YOUR TASK: Repeat each record below exactly, dropping the pictures.

▬▬▬▬▬▬

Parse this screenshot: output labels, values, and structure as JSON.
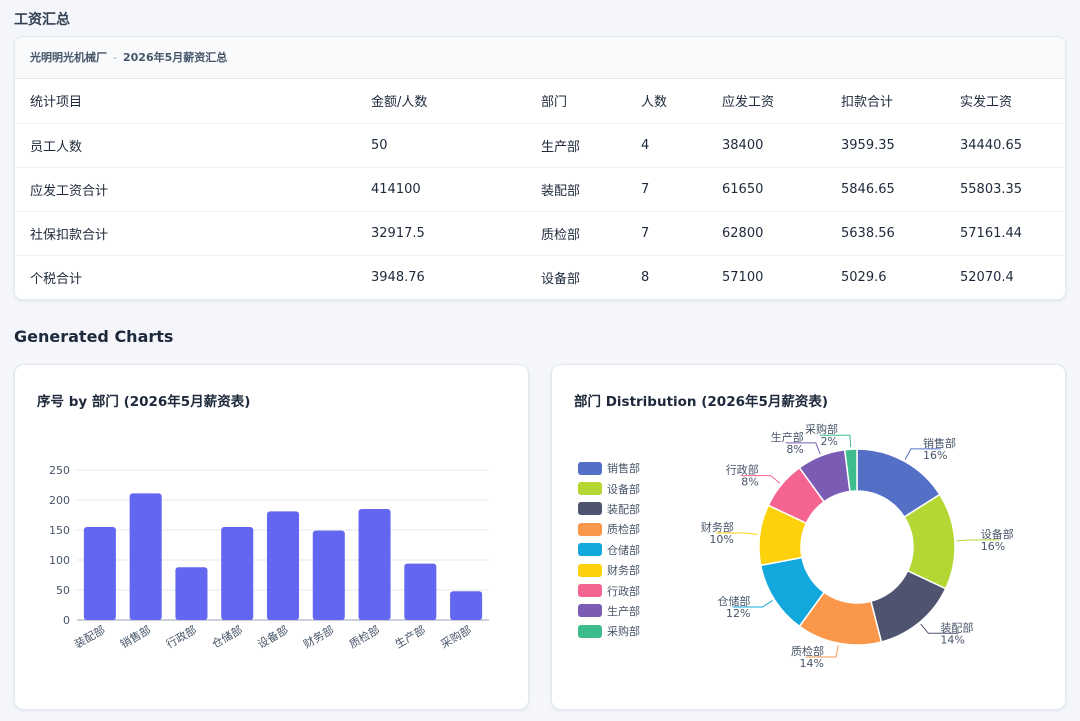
{
  "page": {
    "section_title": "工资汇总",
    "charts_title": "Generated Charts"
  },
  "table": {
    "company": "光明明光机械厂",
    "separator": "-",
    "caption": "2026年5月薪资汇总",
    "headers": [
      "统计项目",
      "金额/人数",
      "部门",
      "人数",
      "应发工资",
      "扣款合计",
      "实发工资"
    ],
    "rows": [
      [
        "员工人数",
        "50",
        "生产部",
        "4",
        "38400",
        "3959.35",
        "34440.65"
      ],
      [
        "应发工资合计",
        "414100",
        "装配部",
        "7",
        "61650",
        "5846.65",
        "55803.35"
      ],
      [
        "社保扣款合计",
        "32917.5",
        "质检部",
        "7",
        "62800",
        "5638.56",
        "57161.44"
      ],
      [
        "个税合计",
        "3948.76",
        "设备部",
        "8",
        "57100",
        "5029.6",
        "52070.4"
      ]
    ]
  },
  "chart_data": [
    {
      "type": "bar",
      "title": "序号 by 部门 (2026年5月薪资表)",
      "categories": [
        "装配部",
        "销售部",
        "行政部",
        "仓储部",
        "设备部",
        "财务部",
        "质检部",
        "生产部",
        "采购部"
      ],
      "values": [
        155,
        211,
        88,
        155,
        181,
        149,
        185,
        94,
        48
      ],
      "ylim": [
        0,
        250
      ],
      "yticks": [
        0,
        50,
        100,
        150,
        200,
        250
      ],
      "grid": true,
      "color": "#6366f1"
    },
    {
      "type": "pie",
      "style": "donut",
      "title": "部门 Distribution (2026年5月薪资表)",
      "legend": "left",
      "slices": [
        {
          "label": "销售部",
          "value": 16,
          "display": "16%",
          "color": "#5470c6"
        },
        {
          "label": "设备部",
          "value": 16,
          "display": "16%",
          "color": "#b5d733"
        },
        {
          "label": "装配部",
          "value": 14,
          "display": "14%",
          "color": "#4e5370"
        },
        {
          "label": "质检部",
          "value": 14,
          "display": "14%",
          "color": "#fb974b"
        },
        {
          "label": "仓储部",
          "value": 12,
          "display": "12%",
          "color": "#12a8de"
        },
        {
          "label": "财务部",
          "value": 10,
          "display": "10%",
          "color": "#fdd10b"
        },
        {
          "label": "行政部",
          "value": 8,
          "display": "8%",
          "color": "#f56391"
        },
        {
          "label": "生产部",
          "value": 8,
          "display": "8%",
          "color": "#7a5cb5"
        },
        {
          "label": "采购部",
          "value": 2,
          "display": "2%",
          "color": "#3dbd8e"
        }
      ]
    }
  ]
}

▬▬▬▬▬▬

ANSWER TO THE PROBLEM:
Parse this screenshot: output labels, values, and structure as JSON.
{
  "page": {
    "section_title": "工资汇总",
    "charts_title": "Generated Charts"
  },
  "table": {
    "company": "光明明光机械厂",
    "separator": "-",
    "caption": "2026年5月薪资汇总",
    "headers": [
      "统计项目",
      "金额/人数",
      "部门",
      "人数",
      "应发工资",
      "扣款合计",
      "实发工资"
    ],
    "rows": [
      [
        "员工人数",
        "50",
        "生产部",
        "4",
        "38400",
        "3959.35",
        "34440.65"
      ],
      [
        "应发工资合计",
        "414100",
        "装配部",
        "7",
        "61650",
        "5846.65",
        "55803.35"
      ],
      [
        "社保扣款合计",
        "32917.5",
        "质检部",
        "7",
        "62800",
        "5638.56",
        "57161.44"
      ],
      [
        "个税合计",
        "3948.76",
        "设备部",
        "8",
        "57100",
        "5029.6",
        "52070.4"
      ]
    ]
  },
  "chart_data": [
    {
      "type": "bar",
      "title": "序号 by 部门 (2026年5月薪资表)",
      "categories": [
        "装配部",
        "销售部",
        "行政部",
        "仓储部",
        "设备部",
        "财务部",
        "质检部",
        "生产部",
        "采购部"
      ],
      "values": [
        155,
        211,
        88,
        155,
        181,
        149,
        185,
        94,
        48
      ],
      "ylim": [
        0,
        250
      ],
      "yticks": [
        0,
        50,
        100,
        150,
        200,
        250
      ],
      "grid": true,
      "color": "#6366f1"
    },
    {
      "type": "pie",
      "style": "donut",
      "title": "部门 Distribution (2026年5月薪资表)",
      "legend": "left",
      "slices": [
        {
          "label": "销售部",
          "value": 16,
          "display": "16%",
          "color": "#5470c6"
        },
        {
          "label": "设备部",
          "value": 16,
          "display": "16%",
          "color": "#b5d733"
        },
        {
          "label": "装配部",
          "value": 14,
          "display": "14%",
          "color": "#4e5370"
        },
        {
          "label": "质检部",
          "value": 14,
          "display": "14%",
          "color": "#fb974b"
        },
        {
          "label": "仓储部",
          "value": 12,
          "display": "12%",
          "color": "#12a8de"
        },
        {
          "label": "财务部",
          "value": 10,
          "display": "10%",
          "color": "#fdd10b"
        },
        {
          "label": "行政部",
          "value": 8,
          "display": "8%",
          "color": "#f56391"
        },
        {
          "label": "生产部",
          "value": 8,
          "display": "8%",
          "color": "#7a5cb5"
        },
        {
          "label": "采购部",
          "value": 2,
          "display": "2%",
          "color": "#3dbd8e"
        }
      ]
    }
  ]
}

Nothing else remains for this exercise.